[Data items]
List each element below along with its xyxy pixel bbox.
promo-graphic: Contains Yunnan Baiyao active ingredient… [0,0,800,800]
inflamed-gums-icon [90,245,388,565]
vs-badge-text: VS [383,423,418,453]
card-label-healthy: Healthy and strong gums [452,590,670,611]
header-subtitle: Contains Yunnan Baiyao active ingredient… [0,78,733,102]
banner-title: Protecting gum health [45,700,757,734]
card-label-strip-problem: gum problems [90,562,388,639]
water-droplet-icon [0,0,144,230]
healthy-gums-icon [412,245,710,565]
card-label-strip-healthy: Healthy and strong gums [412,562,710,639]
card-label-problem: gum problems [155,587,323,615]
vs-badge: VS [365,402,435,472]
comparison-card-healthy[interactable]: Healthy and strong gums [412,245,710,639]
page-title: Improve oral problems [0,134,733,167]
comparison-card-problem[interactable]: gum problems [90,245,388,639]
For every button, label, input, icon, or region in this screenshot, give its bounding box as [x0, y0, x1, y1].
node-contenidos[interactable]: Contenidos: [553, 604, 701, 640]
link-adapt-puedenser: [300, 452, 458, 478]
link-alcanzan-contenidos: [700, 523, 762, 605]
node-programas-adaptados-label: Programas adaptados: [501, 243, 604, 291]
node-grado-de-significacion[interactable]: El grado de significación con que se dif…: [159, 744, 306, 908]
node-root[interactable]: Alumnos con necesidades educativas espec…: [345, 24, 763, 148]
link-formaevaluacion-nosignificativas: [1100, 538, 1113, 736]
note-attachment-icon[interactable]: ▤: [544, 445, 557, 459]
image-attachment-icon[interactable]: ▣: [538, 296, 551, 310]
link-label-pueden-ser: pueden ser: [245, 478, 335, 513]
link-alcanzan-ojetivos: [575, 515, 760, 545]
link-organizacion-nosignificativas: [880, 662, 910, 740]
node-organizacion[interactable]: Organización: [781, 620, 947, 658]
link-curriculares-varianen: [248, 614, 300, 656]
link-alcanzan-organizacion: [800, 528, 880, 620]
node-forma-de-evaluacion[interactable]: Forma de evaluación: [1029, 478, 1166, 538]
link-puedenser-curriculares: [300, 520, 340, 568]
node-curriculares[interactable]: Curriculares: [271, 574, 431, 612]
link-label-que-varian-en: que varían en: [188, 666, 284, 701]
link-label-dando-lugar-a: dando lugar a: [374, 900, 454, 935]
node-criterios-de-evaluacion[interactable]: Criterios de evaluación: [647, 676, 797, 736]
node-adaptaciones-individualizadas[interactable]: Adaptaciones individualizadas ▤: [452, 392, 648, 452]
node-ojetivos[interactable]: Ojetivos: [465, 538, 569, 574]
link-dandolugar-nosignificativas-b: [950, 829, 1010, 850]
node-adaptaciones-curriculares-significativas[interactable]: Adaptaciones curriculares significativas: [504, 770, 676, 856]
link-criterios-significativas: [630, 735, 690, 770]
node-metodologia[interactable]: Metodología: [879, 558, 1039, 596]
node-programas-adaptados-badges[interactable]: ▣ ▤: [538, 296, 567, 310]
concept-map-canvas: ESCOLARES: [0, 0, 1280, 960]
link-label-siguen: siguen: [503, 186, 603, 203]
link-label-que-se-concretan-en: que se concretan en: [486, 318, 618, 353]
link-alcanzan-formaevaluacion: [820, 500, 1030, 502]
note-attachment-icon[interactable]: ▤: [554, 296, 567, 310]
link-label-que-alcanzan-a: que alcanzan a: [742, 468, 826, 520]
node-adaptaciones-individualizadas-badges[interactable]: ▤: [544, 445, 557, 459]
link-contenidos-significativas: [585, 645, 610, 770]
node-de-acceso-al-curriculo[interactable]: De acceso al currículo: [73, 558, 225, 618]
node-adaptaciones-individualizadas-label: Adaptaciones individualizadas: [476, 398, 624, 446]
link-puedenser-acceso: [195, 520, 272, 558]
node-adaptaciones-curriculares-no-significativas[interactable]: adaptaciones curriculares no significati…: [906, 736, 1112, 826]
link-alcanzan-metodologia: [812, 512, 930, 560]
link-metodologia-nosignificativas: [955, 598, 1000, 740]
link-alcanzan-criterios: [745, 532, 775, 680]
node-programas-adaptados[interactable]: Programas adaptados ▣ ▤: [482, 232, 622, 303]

TASK TO COMPLETE
Copy out every line of the records above exactly as it appears, from the first block to the last.

CORRECT OUTPUT
List each element below along with its xyxy pixel bbox.
promo-graphic: Contains Yunnan Baiyao active ingredient… [0,0,800,800]
inflamed-gums-icon [90,245,388,565]
vs-badge-text: VS [383,423,418,453]
card-label-healthy: Healthy and strong gums [452,590,670,611]
header-subtitle: Contains Yunnan Baiyao active ingredient… [0,78,733,102]
banner-title: Protecting gum health [45,700,757,734]
card-label-strip-problem: gum problems [90,562,388,639]
water-droplet-icon [0,0,144,230]
healthy-gums-icon [412,245,710,565]
card-label-strip-healthy: Healthy and strong gums [412,562,710,639]
card-label-problem: gum problems [155,587,323,615]
vs-badge: VS [365,402,435,472]
comparison-card-healthy[interactable]: Healthy and strong gums [412,245,710,639]
page-title: Improve oral problems [0,134,733,167]
comparison-card-problem[interactable]: gum problems [90,245,388,639]
For every button, label, input, icon, or region in this screenshot, give its bounding box as [x0, y0, x1, y1].
node-contenidos[interactable]: Contenidos: [553, 604, 701, 640]
link-adapt-puedenser: [300, 452, 458, 478]
link-alcanzan-contenidos: [700, 523, 762, 605]
node-programas-adaptados-label: Programas adaptados: [501, 243, 604, 291]
node-grado-de-significacion[interactable]: El grado de significación con que se dif…: [159, 744, 306, 908]
node-root[interactable]: Alumnos con necesidades educativas espec…: [345, 24, 763, 148]
link-formaevaluacion-nosignificativas: [1100, 538, 1113, 736]
note-attachment-icon[interactable]: ▤: [544, 445, 557, 459]
image-attachment-icon[interactable]: ▣: [538, 296, 551, 310]
link-label-pueden-ser: pueden ser: [245, 478, 335, 513]
link-alcanzan-ojetivos: [575, 515, 760, 545]
link-organizacion-nosignificativas: [880, 662, 910, 740]
node-organizacion[interactable]: Organización: [781, 620, 947, 658]
link-curriculares-varianen: [248, 614, 300, 656]
link-alcanzan-organizacion: [800, 528, 880, 620]
node-forma-de-evaluacion[interactable]: Forma de evaluación: [1029, 478, 1166, 538]
link-puedenser-curriculares: [300, 520, 340, 568]
node-curriculares[interactable]: Curriculares: [271, 574, 431, 612]
link-label-que-varian-en: que varían en: [188, 666, 284, 701]
link-label-dando-lugar-a: dando lugar a: [374, 900, 454, 935]
node-criterios-de-evaluacion[interactable]: Criterios de evaluación: [647, 676, 797, 736]
node-adaptaciones-individualizadas[interactable]: Adaptaciones individualizadas ▤: [452, 392, 648, 452]
node-ojetivos[interactable]: Ojetivos: [465, 538, 569, 574]
link-dandolugar-nosignificativas-b: [950, 829, 1010, 850]
node-adaptaciones-curriculares-significativas[interactable]: Adaptaciones curriculares significativas: [504, 770, 676, 856]
link-criterios-significativas: [630, 735, 690, 770]
node-metodologia[interactable]: Metodología: [879, 558, 1039, 596]
node-programas-adaptados-badges[interactable]: ▣ ▤: [538, 296, 567, 310]
concept-map-canvas: ESCOLARES: [0, 0, 1280, 960]
link-label-siguen: siguen: [503, 186, 603, 203]
link-label-que-se-concretan-en: que se concretan en: [486, 318, 618, 353]
link-alcanzan-formaevaluacion: [820, 500, 1030, 502]
note-attachment-icon[interactable]: ▤: [554, 296, 567, 310]
link-label-que-alcanzan-a: que alcanzan a: [742, 468, 826, 520]
node-adaptaciones-individualizadas-badges[interactable]: ▤: [544, 445, 557, 459]
link-contenidos-significativas: [585, 645, 610, 770]
node-de-acceso-al-curriculo[interactable]: De acceso al currículo: [73, 558, 225, 618]
node-adaptaciones-individualizadas-label: Adaptaciones individualizadas: [476, 398, 624, 446]
link-puedenser-acceso: [195, 520, 272, 558]
node-adaptaciones-curriculares-no-significativas[interactable]: adaptaciones curriculares no significati…: [906, 736, 1112, 826]
link-alcanzan-metodologia: [812, 512, 930, 560]
link-metodologia-nosignificativas: [955, 598, 1000, 740]
link-alcanzan-criterios: [745, 532, 775, 680]
node-programas-adaptados[interactable]: Programas adaptados ▣ ▤: [482, 232, 622, 303]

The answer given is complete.